▶ [MATERIAL SHOWN]

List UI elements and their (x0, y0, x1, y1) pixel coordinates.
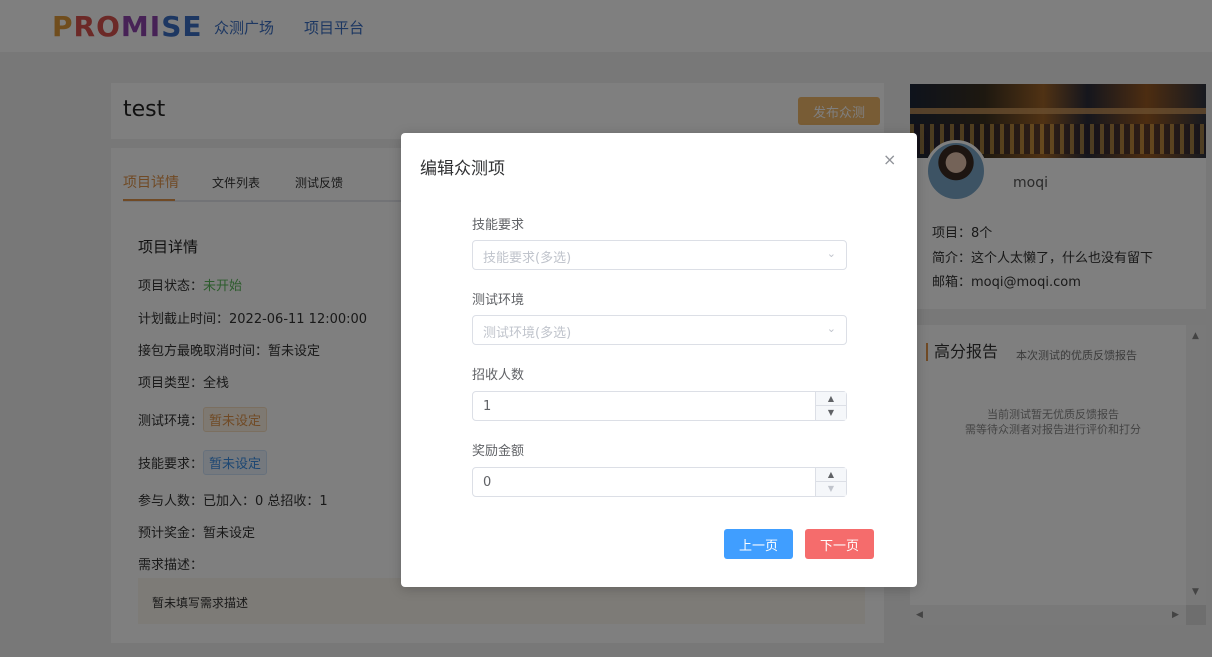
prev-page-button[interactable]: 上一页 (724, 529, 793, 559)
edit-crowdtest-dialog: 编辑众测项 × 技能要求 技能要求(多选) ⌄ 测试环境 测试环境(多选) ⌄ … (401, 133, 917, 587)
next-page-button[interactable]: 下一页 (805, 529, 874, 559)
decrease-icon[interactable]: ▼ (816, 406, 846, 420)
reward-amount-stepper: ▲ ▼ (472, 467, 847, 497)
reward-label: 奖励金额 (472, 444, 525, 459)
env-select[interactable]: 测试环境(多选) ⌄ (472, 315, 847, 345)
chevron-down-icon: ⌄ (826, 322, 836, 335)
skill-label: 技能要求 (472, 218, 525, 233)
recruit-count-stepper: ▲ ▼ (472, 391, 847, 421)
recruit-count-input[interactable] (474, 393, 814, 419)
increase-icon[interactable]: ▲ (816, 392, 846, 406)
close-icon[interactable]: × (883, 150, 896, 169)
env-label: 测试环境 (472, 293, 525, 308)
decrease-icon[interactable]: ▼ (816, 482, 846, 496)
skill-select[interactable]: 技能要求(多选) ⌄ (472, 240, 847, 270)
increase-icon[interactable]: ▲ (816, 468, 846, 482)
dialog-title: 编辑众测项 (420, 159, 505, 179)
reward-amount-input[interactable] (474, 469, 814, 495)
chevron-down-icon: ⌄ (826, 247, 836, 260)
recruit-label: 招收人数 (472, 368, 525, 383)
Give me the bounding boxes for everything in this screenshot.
...
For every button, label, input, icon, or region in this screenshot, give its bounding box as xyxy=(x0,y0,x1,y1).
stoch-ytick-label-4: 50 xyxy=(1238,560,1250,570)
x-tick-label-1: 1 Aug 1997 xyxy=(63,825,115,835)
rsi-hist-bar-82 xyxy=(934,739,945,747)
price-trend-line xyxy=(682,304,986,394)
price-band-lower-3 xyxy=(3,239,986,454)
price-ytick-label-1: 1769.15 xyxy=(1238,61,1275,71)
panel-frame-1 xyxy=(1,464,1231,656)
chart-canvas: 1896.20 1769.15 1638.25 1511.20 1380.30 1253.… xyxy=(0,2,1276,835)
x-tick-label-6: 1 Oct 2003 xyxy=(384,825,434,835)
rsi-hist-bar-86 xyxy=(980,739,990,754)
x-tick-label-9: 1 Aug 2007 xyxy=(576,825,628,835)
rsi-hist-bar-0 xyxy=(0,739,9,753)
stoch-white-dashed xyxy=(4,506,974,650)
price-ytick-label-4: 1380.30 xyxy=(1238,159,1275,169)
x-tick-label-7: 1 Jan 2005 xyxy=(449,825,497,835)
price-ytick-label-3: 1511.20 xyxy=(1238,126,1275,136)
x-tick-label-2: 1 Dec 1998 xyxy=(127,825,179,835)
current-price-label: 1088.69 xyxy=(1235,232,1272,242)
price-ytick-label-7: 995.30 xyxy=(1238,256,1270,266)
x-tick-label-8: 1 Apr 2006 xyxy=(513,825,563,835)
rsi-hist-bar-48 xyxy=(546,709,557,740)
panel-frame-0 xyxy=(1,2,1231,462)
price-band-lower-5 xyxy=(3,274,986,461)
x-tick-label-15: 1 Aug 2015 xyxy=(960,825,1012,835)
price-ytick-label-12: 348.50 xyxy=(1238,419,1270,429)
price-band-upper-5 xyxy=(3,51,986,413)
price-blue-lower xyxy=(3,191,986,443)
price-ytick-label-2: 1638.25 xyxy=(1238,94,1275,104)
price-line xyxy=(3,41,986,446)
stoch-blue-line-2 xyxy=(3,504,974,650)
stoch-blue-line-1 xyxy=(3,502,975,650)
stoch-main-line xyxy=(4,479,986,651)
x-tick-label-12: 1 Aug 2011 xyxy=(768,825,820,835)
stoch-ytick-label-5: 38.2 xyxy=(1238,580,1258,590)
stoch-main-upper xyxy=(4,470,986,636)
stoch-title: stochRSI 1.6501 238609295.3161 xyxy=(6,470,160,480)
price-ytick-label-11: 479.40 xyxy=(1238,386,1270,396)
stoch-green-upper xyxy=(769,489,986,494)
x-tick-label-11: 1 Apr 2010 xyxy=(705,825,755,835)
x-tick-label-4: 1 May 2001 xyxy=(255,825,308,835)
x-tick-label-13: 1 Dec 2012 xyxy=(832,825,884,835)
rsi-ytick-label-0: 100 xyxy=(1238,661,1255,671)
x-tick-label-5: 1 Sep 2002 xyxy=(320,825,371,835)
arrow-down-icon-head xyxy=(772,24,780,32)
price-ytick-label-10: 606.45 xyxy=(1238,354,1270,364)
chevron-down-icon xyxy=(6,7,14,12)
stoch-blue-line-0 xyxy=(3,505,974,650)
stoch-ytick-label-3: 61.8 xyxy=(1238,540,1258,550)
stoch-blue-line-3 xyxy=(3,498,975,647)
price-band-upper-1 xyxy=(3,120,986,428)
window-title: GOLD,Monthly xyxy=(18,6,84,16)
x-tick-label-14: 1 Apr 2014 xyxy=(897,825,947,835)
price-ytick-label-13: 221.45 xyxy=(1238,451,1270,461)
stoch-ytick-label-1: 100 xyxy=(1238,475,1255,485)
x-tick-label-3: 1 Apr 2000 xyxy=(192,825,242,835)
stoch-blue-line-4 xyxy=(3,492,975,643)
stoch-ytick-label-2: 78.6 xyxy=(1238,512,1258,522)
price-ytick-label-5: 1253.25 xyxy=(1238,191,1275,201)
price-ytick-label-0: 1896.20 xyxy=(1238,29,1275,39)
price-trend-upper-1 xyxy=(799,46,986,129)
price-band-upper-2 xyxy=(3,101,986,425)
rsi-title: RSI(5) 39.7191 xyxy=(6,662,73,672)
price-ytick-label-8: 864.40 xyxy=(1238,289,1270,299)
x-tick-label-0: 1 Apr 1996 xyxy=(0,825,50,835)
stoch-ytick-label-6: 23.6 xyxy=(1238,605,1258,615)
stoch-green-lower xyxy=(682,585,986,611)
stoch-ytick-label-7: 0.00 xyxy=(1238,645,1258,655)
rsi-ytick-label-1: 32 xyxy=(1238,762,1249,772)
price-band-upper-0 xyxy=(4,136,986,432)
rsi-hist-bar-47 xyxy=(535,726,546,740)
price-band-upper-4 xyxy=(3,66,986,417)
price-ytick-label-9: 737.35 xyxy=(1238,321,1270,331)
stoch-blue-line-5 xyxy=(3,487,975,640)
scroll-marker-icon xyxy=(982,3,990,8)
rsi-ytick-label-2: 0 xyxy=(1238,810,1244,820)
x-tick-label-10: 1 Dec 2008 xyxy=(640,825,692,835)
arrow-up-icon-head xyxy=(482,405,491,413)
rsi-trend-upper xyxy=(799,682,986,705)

▶ [THE PROBLEM] Reproduce, without alteration, every line of the listing from the one containing "For every button, label, input, icon, or" down to the one containing "x-tick-label-11: 1 Apr", including both of those lines.

▶ [FULL OUTPUT]
For every button, label, input, icon, or region in this screenshot, give its bounding box as xyxy=(x0,y0,x1,y1).
stoch-ytick-label-4: 50 xyxy=(1238,560,1250,570)
x-tick-label-1: 1 Aug 1997 xyxy=(63,825,115,835)
rsi-hist-bar-82 xyxy=(934,739,945,747)
price-trend-line xyxy=(682,304,986,394)
price-band-lower-3 xyxy=(3,239,986,454)
price-ytick-label-1: 1769.15 xyxy=(1238,61,1275,71)
panel-frame-1 xyxy=(1,464,1231,656)
chart-canvas: 1896.20 1769.15 1638.25 1511.20 1380.30 1253.… xyxy=(0,2,1276,835)
x-tick-label-6: 1 Oct 2003 xyxy=(384,825,434,835)
rsi-hist-bar-86 xyxy=(980,739,990,754)
x-tick-label-9: 1 Aug 2007 xyxy=(576,825,628,835)
rsi-hist-bar-0 xyxy=(0,739,9,753)
stoch-white-dashed xyxy=(4,506,974,650)
price-ytick-label-4: 1380.30 xyxy=(1238,159,1275,169)
x-tick-label-7: 1 Jan 2005 xyxy=(449,825,497,835)
price-ytick-label-3: 1511.20 xyxy=(1238,126,1275,136)
x-tick-label-2: 1 Dec 1998 xyxy=(127,825,179,835)
current-price-label: 1088.69 xyxy=(1235,232,1272,242)
price-ytick-label-7: 995.30 xyxy=(1238,256,1270,266)
x-tick-label-8: 1 Apr 2006 xyxy=(513,825,563,835)
rsi-hist-bar-48 xyxy=(546,709,557,740)
panel-frame-0 xyxy=(1,2,1231,462)
price-band-lower-5 xyxy=(3,274,986,461)
x-tick-label-15: 1 Aug 2015 xyxy=(960,825,1012,835)
price-ytick-label-12: 348.50 xyxy=(1238,419,1270,429)
price-band-upper-5 xyxy=(3,51,986,413)
price-blue-lower xyxy=(3,191,986,443)
price-ytick-label-2: 1638.25 xyxy=(1238,94,1275,104)
price-line xyxy=(3,41,986,446)
stoch-blue-line-2 xyxy=(3,504,974,650)
stoch-blue-line-1 xyxy=(3,502,975,650)
stoch-main-line xyxy=(4,479,986,651)
x-tick-label-12: 1 Aug 2011 xyxy=(768,825,820,835)
stoch-ytick-label-5: 38.2 xyxy=(1238,580,1258,590)
stoch-main-upper xyxy=(4,470,986,636)
stoch-title: stochRSI 1.6501 238609295.3161 xyxy=(6,470,160,480)
price-ytick-label-11: 479.40 xyxy=(1238,386,1270,396)
stoch-green-upper xyxy=(769,489,986,494)
x-tick-label-11: 1 Apr 2010 xyxy=(705,825,755,835)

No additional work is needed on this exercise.